## start Data lines

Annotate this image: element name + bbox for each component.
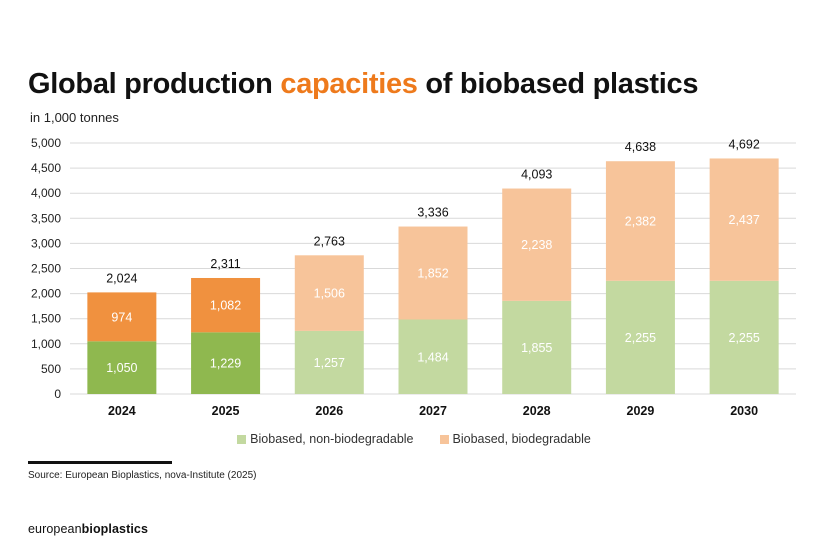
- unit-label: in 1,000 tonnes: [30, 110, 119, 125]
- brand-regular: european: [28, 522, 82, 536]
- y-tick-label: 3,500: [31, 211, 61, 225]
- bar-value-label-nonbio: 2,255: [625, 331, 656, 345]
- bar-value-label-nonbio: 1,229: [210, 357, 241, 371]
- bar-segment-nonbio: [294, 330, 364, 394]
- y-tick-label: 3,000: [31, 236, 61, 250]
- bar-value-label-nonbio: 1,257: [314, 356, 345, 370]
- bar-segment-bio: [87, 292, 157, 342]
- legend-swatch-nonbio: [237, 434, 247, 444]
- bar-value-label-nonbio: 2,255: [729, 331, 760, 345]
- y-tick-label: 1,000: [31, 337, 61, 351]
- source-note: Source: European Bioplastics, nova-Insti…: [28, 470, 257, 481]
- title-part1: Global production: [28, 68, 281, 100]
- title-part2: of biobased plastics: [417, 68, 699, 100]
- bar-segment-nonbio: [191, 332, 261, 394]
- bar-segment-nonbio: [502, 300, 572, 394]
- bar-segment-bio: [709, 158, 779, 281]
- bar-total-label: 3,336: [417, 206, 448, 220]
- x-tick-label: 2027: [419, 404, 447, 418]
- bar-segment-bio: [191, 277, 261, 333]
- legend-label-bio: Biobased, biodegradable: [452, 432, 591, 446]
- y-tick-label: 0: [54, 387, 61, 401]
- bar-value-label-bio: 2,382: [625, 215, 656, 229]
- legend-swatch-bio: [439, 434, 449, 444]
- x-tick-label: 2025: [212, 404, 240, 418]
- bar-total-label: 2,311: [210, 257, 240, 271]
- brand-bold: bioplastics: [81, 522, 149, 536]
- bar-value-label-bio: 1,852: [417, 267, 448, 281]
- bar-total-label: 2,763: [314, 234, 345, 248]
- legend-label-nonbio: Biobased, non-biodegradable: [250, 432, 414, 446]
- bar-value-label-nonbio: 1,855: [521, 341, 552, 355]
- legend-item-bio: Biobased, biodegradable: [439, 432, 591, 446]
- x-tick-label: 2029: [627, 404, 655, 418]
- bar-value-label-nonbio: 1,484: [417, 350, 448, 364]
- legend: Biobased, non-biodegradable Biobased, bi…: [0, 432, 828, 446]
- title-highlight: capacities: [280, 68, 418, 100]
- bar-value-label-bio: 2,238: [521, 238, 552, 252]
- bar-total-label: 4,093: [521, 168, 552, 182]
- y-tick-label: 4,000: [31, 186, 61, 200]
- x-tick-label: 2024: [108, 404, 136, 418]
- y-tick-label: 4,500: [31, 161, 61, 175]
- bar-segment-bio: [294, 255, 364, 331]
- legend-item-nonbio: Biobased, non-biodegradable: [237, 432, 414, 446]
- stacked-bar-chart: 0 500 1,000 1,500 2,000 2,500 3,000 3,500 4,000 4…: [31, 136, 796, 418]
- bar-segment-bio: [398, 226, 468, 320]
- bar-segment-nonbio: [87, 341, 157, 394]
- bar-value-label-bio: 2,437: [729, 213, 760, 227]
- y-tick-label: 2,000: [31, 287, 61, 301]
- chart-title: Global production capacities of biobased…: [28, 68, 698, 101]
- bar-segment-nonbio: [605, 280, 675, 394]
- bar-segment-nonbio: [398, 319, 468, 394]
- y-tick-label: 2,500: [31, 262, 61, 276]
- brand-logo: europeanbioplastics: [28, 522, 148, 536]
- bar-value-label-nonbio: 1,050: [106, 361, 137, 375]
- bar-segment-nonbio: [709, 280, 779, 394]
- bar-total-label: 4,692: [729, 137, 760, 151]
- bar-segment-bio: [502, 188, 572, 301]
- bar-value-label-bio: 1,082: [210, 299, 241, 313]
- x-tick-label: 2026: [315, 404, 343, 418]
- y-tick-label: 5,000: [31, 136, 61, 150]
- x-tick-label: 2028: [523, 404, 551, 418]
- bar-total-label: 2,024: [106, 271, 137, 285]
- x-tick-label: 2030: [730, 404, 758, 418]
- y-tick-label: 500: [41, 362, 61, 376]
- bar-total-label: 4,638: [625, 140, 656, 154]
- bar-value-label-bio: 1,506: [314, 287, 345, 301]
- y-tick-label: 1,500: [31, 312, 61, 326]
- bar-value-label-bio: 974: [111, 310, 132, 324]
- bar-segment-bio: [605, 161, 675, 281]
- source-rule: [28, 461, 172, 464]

## end Data lines
## start Data lines

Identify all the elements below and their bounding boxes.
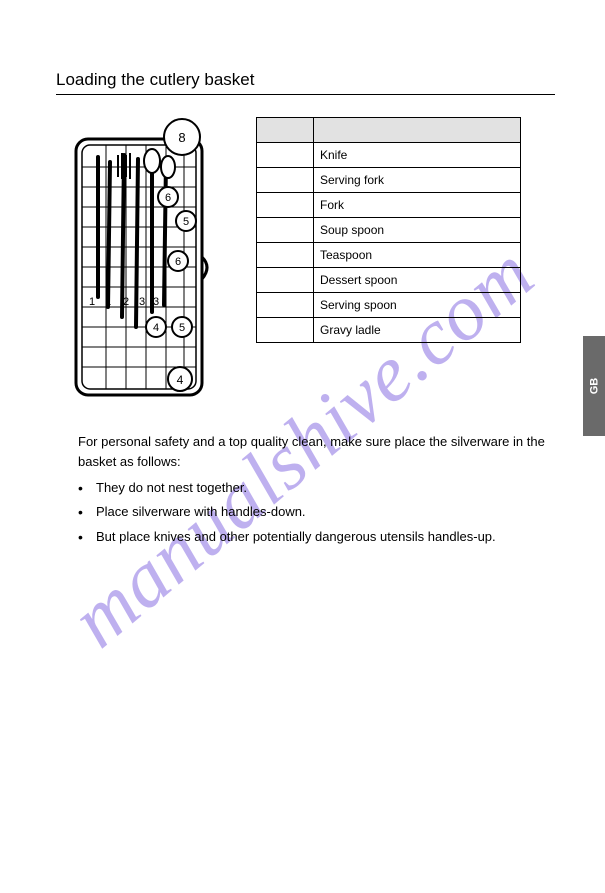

## end Data lines

■ **Problem to work on**
Turn the items from the line with "Annotate this image: element" to the line with "- y-tick-label: 3,000: [31, 236, 61, 250]" into a two-column CSV with the headers instruction and output. Give one row per item, with its text and its answer each in a single quoted field, line breaks changed to spaces, and the pictures left out.

■ **Output of the task**
instruction,output
"Annotate this image: element name + bbox for each component.","- unit-label: in 1,000 tonnes: [30, 110, 119, 125] - brand-regular: european: [28, 522, 82, 536] - y-tick-label: 3,500: [31, 211, 61, 225] - bar-value-label-nonbio: 2,255: [625, 331, 656, 345] - bar-value-label-nonbio: 1,229: [210, 357, 241, 371] - bar-segment-nonbio: [294, 330, 364, 394] - y-tick-label: 3,000: [31, 236, 61, 250]"